* Fragment źródłowy
________________________

"Dzika furia" na nagraniu. Agresywny kierowca przyłapany. Oto co zrobił

Niecodzienne sceny zarejestrował na DTŚ za Katowicami jeden z kierowców. Doszło tam do bardzo niebezpiecznej sytuacji. Agresywny mężczyzna zniszczył stojący w korku samochód. Nagranie z tej akcji zostało umieszczone w mediach społecznościowych na kanale "Stop Cham". "Dzika furia" - tak komentują zachowanie agresora internauci. Sprawą zajęła się śląska policja.

Agresywny mężczyzna kopie samochód
Agresywny mężczyzna kopie samochód
Źródło zdjęć: © Stop Cham, Youtube | Stop Cham
Monika Mikołajewicz

11.10.2022 | aktual.: 11.10.2022 15:42

Zalogowani mogą więcej

Możesz zapisać ten artykuł na później. Znajdziesz go potem na swoim koncie użytkownika

Kierowca, któremu udało się zarejestrować niebezpieczną sytuację na Drogowej Trasie Średnicowej za Katowicami, z pewnością nie spodziewał się, że przyjdzie mu być świadkiem tak agresywnego zachowania. Do zdarzenia doszło 7 października. Świadek przejeżdżając obok sznurka stojących w korku samochodów, zauważył wyjątkowo agresywnego mężczyznę. Był to kierowca zielonego volkswagena, który bez opamiętania kopał i uderzał inny samochód. Najwyraźniej awantura rozpoczęła się wcześniej, bo auto miało już wybitą tylną szybę. Przejeżdżającemu obok świadkowi udało się nagrać fragment tej niebezpiecznej sytuacji. Autor swoje wideo udostępnił w sieci, zaznaczając w tytule, że nie zna przyczyny całego zajścia.

________________________

* Krótkie ćwiczenie
Proszę przepisać fragment artykułu o agresywnym kierowcy, który otwierają słowa "Niecodzienne sceny zarejestrował", a zamykają "się śląska policja.", i zamienić w nim "mężczyzna" na "kierowca".

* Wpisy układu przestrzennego
________________________

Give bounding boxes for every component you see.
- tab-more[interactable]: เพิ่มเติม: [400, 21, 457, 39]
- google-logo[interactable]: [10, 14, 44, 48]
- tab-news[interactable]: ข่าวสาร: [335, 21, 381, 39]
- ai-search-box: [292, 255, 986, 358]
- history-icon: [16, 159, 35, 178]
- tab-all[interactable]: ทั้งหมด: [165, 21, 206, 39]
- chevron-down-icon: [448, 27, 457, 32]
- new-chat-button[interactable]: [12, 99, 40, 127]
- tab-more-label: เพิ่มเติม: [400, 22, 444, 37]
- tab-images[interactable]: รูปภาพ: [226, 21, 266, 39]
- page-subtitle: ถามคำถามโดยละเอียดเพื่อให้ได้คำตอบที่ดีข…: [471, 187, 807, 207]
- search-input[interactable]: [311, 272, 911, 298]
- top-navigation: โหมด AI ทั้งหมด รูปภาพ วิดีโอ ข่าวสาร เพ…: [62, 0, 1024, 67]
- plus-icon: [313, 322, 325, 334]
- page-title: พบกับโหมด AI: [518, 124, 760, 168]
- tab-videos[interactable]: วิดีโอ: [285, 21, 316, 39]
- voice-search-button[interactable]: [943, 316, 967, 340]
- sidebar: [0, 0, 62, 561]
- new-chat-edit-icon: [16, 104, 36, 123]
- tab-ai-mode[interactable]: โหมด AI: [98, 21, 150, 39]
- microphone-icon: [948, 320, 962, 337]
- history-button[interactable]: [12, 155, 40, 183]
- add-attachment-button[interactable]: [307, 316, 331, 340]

________________________

* Pełna odpowiedź
Niecodzienne sceny zarejestrował na DTŚ za Katowicami jeden z kierowców. Doszło tam do bardzo niebezpiecznej sytuacji. Agresywny kierowca zniszczył stojący w korku samochód. Nagranie z tej akcji zostało umieszczone w mediach społecznościowych na kanale "Stop Cham". "Dzika furia" - tak komentują zachowanie agresora internauci. Sprawą zajęła się śląska policja.